Energy, News, and Climate / Science / Technology

Here’s a gust of new information about wind farm efficiency!

Everyone’s familiar with the ‘shading effect’ that occurs on solar energy schemes. If a tree or high rise building casts a shadow on your photovoltaic cell’s glass face, that means your system isn’t generating as much energy as it could, because it’s not catching as much sunlight as it could.

wakeeffects

The Horns Rev wake effect, in the North Sea. Picture courtesy renewableenergyworld.com and NOAA.

But did you know that wind turbine farms are hindered by a similar phenomenon? It’s known as a wake effect, and oftentimes, it’s caused by the wind turbines themselves. A now famous picture of the so termed ‘Horns Rev wake effect’ was taken off the coast of Europe in the North Sea of an offshore wind farm.

========================================

» THE REQUEST
Continue the passage on wind farm wake effects, picking up right after its final sentence.

Data listing:

========================================

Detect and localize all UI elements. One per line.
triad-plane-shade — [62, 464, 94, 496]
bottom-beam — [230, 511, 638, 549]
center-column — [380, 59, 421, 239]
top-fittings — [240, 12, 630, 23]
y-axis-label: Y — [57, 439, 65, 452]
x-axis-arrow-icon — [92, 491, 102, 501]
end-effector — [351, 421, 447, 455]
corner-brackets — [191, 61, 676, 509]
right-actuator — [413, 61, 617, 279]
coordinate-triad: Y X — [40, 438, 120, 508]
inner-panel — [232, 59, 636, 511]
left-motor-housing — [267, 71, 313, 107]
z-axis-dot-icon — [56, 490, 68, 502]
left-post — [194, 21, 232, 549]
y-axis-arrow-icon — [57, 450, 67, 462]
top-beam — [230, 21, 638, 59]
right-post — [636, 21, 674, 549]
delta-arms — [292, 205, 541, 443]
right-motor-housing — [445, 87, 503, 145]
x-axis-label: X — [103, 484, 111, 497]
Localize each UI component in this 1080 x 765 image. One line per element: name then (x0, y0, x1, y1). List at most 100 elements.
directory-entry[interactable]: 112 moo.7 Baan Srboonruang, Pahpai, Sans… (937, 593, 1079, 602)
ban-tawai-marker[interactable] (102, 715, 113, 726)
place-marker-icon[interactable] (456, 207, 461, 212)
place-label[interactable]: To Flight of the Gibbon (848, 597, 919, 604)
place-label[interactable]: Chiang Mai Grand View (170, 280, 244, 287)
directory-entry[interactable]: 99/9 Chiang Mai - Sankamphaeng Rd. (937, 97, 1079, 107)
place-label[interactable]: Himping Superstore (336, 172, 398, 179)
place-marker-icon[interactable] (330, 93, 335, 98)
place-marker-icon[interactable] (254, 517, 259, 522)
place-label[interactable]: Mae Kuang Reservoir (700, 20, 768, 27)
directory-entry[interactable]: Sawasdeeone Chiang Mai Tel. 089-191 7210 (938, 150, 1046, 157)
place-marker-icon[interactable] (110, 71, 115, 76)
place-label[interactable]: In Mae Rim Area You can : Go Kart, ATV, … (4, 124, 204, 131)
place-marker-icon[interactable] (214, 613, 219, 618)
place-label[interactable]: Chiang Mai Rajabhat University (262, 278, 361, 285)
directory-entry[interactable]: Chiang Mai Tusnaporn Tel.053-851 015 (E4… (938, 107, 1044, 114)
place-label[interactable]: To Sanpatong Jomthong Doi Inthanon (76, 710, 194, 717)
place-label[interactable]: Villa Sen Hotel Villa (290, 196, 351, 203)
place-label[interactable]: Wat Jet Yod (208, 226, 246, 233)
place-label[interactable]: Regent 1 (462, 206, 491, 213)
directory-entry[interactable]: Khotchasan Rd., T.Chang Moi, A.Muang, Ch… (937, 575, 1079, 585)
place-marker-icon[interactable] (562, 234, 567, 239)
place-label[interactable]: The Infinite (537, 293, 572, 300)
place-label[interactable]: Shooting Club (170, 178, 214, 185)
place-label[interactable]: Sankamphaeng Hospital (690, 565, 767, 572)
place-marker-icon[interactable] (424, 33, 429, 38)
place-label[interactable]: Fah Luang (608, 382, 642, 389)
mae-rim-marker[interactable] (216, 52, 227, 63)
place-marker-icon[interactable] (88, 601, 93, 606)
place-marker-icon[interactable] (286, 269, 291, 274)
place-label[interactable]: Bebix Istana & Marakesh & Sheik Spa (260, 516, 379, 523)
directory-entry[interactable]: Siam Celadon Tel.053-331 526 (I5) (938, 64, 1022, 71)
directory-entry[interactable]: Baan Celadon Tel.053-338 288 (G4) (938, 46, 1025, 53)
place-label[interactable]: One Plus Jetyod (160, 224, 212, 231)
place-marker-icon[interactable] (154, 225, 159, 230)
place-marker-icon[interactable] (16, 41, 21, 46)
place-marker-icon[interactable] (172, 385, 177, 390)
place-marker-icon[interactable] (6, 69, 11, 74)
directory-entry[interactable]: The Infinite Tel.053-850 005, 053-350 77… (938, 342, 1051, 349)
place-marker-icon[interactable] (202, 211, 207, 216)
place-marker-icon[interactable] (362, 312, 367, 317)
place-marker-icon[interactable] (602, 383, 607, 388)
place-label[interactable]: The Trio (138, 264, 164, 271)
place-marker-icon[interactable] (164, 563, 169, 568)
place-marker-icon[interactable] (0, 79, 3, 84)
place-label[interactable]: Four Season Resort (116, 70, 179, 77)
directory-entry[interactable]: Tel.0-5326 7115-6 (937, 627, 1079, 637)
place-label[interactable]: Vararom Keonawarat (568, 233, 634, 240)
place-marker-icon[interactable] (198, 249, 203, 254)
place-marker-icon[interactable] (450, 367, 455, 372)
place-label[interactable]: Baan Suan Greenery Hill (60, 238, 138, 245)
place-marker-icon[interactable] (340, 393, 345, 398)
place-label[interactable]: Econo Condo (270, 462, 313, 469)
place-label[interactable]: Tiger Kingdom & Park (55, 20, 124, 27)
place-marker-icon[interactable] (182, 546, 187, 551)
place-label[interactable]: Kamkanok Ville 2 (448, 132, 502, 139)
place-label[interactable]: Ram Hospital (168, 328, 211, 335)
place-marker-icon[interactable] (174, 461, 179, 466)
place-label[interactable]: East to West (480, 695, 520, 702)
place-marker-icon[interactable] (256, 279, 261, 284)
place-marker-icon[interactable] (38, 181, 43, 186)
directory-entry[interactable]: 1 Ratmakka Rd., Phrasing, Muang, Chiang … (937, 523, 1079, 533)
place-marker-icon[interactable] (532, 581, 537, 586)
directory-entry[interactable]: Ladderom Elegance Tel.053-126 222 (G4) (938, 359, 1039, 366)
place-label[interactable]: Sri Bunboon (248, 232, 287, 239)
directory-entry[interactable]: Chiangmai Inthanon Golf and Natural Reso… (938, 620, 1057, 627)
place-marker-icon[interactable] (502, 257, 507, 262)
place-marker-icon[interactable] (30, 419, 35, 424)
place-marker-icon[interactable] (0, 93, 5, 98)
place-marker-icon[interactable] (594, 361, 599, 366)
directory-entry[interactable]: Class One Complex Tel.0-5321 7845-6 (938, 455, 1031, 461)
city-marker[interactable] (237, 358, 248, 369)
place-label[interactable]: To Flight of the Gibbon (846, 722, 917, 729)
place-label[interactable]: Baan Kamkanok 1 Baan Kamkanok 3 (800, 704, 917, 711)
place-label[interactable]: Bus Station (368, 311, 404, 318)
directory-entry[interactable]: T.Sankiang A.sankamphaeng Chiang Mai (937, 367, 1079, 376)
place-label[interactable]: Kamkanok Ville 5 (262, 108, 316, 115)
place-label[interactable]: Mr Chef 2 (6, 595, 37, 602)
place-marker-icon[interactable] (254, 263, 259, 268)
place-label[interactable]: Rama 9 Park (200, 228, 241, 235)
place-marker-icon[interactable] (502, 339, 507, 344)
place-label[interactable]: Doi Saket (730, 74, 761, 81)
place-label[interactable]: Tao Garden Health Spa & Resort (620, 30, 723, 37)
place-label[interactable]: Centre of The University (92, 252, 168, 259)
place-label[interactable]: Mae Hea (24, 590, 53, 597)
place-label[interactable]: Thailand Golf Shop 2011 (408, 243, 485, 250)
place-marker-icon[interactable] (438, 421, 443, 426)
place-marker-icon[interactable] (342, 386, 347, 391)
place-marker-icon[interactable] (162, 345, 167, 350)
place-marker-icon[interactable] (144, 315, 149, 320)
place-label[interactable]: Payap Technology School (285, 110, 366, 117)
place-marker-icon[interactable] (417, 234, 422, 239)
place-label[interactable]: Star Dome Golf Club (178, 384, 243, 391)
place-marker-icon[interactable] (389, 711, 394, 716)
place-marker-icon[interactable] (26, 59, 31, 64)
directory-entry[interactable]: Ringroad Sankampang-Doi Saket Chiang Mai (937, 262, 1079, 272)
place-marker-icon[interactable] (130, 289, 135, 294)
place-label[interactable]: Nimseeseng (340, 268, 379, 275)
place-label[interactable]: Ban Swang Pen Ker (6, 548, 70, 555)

========================================

» FINAL ANSWER
Imagine you could see the wind. It’s flowing along peacefully across the ocean. Then someone puts an obstacle in its way. And not just any obstacle, it’s a spinning vortex of metal. It tends to cause some turbulence. In the instance captured by this picture, the turbulent wind streams are flowing right into the path of the turbines behind the front line. This causes the same loss of efficiency as shading does in photovoltaics, because the wind turbines are no longer receiving a steady stream of wind.

The way scientists have tried to reduce this effect is through optimizing the layout of wind farms; that is, placing each turbine where it would be least affected by shadowing. Many times this means minimizing a wind turbine’s overall contact with turbulent flow by placing it far enough away from other turbines that the turbulence can’t be ‘felt.’ Sometimes, however, site managers can capitalize on the eddy created by a turbine by placing the subsequent turbine just at the end of the wake’s boundary layer. Think about drafting behind someone in the Tour de France. If you’re right behind the next biker, you get no drag. But lag behind just a little bit, the wake of air created by your fellow cyclist is way higher than it would be if you were biking by yourself! That’s the flow I’m talking about.

turbineline

Small wind farm off the coast of Denmark, attempting to minimize wind turbine ‘shading.’ Image courtesy NREL.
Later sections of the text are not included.